GOAL 1 – Please rename "microphone-muted-icon" to "mic-off-icon" in the records from the first line up to and including the line with "participant-name-tag: 贾其琛 [199,457,268,481]", and leave everything else in those lines unchanged.

SOURCE EXCERPT –

☆ ☆ ☆ ☆ ☆

New technologies now in development offer the potential to lessen these losses by addressing such thorny problems as how to track firefighters in a burning building, how to detect fires much earlier, and how to control a raging fire’s path. Here are three of the most promising.
When firefighters run into a burning structure, they enter an alien, hellish world. Flames, heat, and smoke conspire against them, making it easy for them to lose their bearings.
“They become trapped, they become lost, they become disoriented in a fire, they run out of air,” explains Steven Edwards, director of the Maryland Fire and Rescue Institute (MFRI) at the University of Maryland.
One wrong move can spell disaster, and when a firefighter gets lost or trapped, there isn’t much his comrades can do for him without putting themselves in jeopardy. Even when firefighters have tried to rescue colleagues caught in such circumstances, conditions inside the building have bested them.
“[Rescuers] have actually crawled over hurt firefighters and not found them,” says Carole Teolis, CEO of TRX Systems, Inc., an engineering firm working closely with MFRI on personal motion-tracking systems—one technology that may help to solve the problem.
The fire service has long sought the ability to track firefighters as they move through a structure. Tracking would allow for fellow firefighters to come to the assistance of a hurt or trapped colleague. The capability, however, has been beyond technology’s grasp.
Everyone has sought a way to track firefighters—it’s the holy grail of firefighting, says Steve Kerber, a fire protection engineer at NIST’s Building and Fire Research Laboratory. “People have tried step-counting, tried global positioning systems (GPS), tried node networks, and none of these things, even put together, have been able to track a firefighter.”
Another problem firefighter-tracking systems face is how to get the information out of the building and into the hands of the incident commander. Modern buildings, with all their steel, concrete, and electrical interference, make it difficult to create a system that can accurately relay the location of a firefighter inside a structure to the incident commander outside.
TRX Systems and MFRI believe they have found a solution to both tracking and communication: inertial tracking and MESH networks.
Inertial tracking. Historically, inertial tracking systems have been used by the military to track missiles in flight and by NASA to track satellites orbiting in outer space. Such systems use inertial sensors, such as accelerometers, which measure acceleration in a linear direction, and gyros, which measure an object’s rate of turn, to predict and track an object’s trajectory through space.
Humans, of course, are not instruments designed through mathematical models that follow a programmable path. They follow random, unpredictable paths.
“We’re trying to figure out where they are going on little information,” Teolis says. “We can’t predict where they are going to go based on where they went last.”

☆ ☆ ☆ ☆ ☆

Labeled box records
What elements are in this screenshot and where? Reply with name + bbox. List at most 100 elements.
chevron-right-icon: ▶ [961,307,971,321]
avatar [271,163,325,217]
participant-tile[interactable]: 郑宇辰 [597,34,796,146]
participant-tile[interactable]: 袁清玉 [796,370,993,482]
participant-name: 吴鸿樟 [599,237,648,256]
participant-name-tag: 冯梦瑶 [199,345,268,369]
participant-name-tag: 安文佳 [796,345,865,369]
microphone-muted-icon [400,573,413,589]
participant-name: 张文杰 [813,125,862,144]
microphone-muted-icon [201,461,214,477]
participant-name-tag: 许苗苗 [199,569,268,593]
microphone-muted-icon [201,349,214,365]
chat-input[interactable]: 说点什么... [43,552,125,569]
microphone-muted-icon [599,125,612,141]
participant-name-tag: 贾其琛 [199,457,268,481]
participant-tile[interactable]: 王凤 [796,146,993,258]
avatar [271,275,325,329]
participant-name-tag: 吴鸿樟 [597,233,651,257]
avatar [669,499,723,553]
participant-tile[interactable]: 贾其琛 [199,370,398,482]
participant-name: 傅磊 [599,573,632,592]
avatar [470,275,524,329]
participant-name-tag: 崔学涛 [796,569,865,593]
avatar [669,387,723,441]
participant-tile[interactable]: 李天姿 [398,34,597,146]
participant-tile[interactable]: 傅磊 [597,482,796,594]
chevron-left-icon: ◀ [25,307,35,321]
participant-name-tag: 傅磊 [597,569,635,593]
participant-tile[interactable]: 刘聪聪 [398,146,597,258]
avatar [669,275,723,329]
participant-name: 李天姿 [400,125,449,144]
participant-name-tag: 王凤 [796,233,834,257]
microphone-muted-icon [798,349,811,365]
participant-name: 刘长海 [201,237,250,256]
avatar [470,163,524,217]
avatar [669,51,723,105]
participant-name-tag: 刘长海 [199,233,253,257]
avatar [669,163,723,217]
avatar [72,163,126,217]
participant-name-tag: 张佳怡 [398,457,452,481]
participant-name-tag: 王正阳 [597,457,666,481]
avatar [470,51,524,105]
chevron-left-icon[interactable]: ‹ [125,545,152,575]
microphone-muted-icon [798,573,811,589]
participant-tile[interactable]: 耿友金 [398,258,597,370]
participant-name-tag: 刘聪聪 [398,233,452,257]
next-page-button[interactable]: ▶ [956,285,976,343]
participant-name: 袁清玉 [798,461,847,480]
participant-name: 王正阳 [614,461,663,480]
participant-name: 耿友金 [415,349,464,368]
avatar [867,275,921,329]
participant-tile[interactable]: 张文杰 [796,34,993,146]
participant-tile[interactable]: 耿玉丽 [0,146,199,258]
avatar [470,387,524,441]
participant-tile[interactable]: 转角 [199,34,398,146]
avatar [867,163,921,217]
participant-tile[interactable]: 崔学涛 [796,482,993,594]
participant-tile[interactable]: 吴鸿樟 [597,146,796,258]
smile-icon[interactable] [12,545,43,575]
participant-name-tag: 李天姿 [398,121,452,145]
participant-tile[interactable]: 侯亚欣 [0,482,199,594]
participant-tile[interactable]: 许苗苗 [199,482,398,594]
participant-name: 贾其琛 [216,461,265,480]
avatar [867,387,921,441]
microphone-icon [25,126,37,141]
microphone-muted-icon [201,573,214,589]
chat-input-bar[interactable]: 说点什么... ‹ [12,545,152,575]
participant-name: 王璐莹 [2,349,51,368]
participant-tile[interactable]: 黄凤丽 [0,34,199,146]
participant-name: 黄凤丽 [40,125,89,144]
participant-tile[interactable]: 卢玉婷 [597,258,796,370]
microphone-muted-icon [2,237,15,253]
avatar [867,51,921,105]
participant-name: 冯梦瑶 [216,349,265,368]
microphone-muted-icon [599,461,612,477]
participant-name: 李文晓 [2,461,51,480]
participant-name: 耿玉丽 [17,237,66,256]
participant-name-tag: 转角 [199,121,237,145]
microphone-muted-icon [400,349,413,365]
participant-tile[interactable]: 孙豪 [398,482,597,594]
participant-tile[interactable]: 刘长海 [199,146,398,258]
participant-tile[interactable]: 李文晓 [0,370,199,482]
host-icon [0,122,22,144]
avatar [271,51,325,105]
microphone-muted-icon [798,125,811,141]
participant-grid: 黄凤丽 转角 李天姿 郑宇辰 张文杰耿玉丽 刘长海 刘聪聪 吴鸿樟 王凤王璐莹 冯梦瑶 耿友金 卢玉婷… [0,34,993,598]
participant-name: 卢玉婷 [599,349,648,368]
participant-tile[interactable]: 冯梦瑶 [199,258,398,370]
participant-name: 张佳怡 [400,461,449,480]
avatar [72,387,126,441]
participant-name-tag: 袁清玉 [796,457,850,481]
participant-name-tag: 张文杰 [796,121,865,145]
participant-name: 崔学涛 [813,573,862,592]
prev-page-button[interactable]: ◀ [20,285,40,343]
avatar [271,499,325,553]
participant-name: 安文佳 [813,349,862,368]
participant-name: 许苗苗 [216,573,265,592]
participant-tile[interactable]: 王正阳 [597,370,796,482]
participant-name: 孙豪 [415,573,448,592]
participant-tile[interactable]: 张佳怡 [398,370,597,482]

☆ ☆ ☆ ☆ ☆

GOAL 2 – In the firefighter-tracking excerpt, what do gyros measure?

WORKED SOLUTION 1 –
What elements are in this screenshot and where? Reply with name + bbox. List at most 100 elements.
chevron-right-icon: ▶ [961,307,971,321]
avatar [271,163,325,217]
participant-tile[interactable]: 郑宇辰 [597,34,796,146]
participant-tile[interactable]: 袁清玉 [796,370,993,482]
participant-name: 吴鸿樟 [599,237,648,256]
participant-name-tag: 冯梦瑶 [199,345,268,369]
participant-name-tag: 安文佳 [796,345,865,369]
mic-off-icon [400,573,413,589]
participant-name: 张文杰 [813,125,862,144]
mic-off-icon [201,461,214,477]
participant-name-tag: 许苗苗 [199,569,268,593]
mic-off-icon [201,349,214,365]
chat-input[interactable]: 说点什么... [43,552,125,569]
mic-off-icon [599,125,612,141]
participant-name-tag: 贾其琛 [199,457,268,481]

WORKED SOLUTION 2 – An object's rate of turn.